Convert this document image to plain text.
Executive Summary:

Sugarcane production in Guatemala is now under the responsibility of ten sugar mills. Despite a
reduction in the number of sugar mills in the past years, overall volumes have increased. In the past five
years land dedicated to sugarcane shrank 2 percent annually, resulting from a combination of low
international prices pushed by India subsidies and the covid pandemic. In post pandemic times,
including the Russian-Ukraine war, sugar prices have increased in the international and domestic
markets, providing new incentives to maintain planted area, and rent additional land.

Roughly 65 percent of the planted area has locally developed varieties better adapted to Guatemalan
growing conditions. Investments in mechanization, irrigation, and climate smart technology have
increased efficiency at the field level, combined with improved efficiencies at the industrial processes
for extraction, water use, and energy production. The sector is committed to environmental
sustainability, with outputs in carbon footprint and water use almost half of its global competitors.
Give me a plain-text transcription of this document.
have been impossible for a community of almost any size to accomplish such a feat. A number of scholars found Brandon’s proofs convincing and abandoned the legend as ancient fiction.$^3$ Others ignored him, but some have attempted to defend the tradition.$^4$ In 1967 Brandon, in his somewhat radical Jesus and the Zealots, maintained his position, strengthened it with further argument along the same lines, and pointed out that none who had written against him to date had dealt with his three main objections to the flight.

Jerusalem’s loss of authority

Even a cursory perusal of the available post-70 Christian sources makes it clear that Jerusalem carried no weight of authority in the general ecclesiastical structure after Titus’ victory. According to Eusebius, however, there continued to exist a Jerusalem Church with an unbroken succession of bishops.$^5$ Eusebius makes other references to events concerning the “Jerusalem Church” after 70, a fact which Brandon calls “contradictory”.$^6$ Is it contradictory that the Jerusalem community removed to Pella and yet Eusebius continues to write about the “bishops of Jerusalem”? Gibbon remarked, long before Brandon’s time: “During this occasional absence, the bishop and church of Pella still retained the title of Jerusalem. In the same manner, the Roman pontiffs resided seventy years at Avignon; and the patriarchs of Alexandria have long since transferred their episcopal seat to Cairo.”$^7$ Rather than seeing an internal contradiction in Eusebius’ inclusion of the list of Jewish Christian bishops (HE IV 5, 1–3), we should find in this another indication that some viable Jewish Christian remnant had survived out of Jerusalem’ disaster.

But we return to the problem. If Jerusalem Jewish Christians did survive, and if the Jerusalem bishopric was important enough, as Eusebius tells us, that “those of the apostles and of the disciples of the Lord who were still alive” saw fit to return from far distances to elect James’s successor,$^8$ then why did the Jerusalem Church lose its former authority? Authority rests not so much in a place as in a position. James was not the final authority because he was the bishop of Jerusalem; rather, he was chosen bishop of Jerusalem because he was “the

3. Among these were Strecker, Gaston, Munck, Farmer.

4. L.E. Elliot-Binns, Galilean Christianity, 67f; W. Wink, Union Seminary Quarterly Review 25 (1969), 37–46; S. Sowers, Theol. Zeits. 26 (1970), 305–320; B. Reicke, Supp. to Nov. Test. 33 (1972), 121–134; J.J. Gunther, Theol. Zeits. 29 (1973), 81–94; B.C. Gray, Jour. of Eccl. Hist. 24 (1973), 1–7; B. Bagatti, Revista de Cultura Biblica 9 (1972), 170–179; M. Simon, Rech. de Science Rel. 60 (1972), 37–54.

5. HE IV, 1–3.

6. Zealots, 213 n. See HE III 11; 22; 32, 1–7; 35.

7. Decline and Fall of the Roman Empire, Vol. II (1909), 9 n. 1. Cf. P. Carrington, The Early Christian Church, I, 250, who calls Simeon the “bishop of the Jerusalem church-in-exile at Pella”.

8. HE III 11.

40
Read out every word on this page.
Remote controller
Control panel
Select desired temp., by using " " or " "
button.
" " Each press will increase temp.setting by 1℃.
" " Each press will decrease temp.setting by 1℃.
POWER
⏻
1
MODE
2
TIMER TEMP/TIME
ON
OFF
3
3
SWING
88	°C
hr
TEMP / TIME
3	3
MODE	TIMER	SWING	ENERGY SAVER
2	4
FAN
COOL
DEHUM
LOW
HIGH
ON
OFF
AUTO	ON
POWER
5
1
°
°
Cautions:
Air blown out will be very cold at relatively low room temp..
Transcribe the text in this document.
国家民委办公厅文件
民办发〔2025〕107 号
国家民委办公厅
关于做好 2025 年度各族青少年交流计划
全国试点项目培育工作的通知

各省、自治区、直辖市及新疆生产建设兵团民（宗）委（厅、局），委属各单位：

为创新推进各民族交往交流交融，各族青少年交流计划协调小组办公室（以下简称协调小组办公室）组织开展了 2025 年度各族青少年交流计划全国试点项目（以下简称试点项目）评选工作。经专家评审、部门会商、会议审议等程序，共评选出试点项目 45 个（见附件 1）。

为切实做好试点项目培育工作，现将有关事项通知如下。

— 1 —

> _Aim of the task_
Lines from the one containing "Read out every word on this page." through the final line are to be given again verbatim, with nothing before or after.

> _Solved problem_
Read out every word on this page.
Remote controller
Control panel
Select desired temp., by using " " or " "
button.
" " Each press will increase temp.setting by 1℃.
" " Each press will decrease temp.setting by 1℃.
POWER
⏻
1
MODE
2
TIMER TEMP/TIME
ON
OFF
3
3
SWING
88	°C
hr
TEMP / TIME
3	3
MODE	TIMER	SWING	ENERGY SAVER
2	4
FAN
COOL
DEHUM
LOW
HIGH
ON
OFF
AUTO	ON
POWER
5
1
°
°
Cautions:
Air blown out will be very cold at relatively low room temp..
Transcribe the text in this document.
国家民委办公厅文件
民办发〔2025〕107 号
国家民委办公厅
关于做好 2025 年度各族青少年交流计划
全国试点项目培育工作的通知

各省、自治区、直辖市及新疆生产建设兵团民（宗）委（厅、局），委属各单位：

为创新推进各民族交往交流交融，各族青少年交流计划协调小组办公室（以下简称协调小组办公室）组织开展了 2025 年度各族青少年交流计划全国试点项目（以下简称试点项目）评选工作。经专家评审、部门会商、会议审议等程序，共评选出试点项目 45 个（见附件 1）。

为切实做好试点项目培育工作，现将有关事项通知如下。

— 1 —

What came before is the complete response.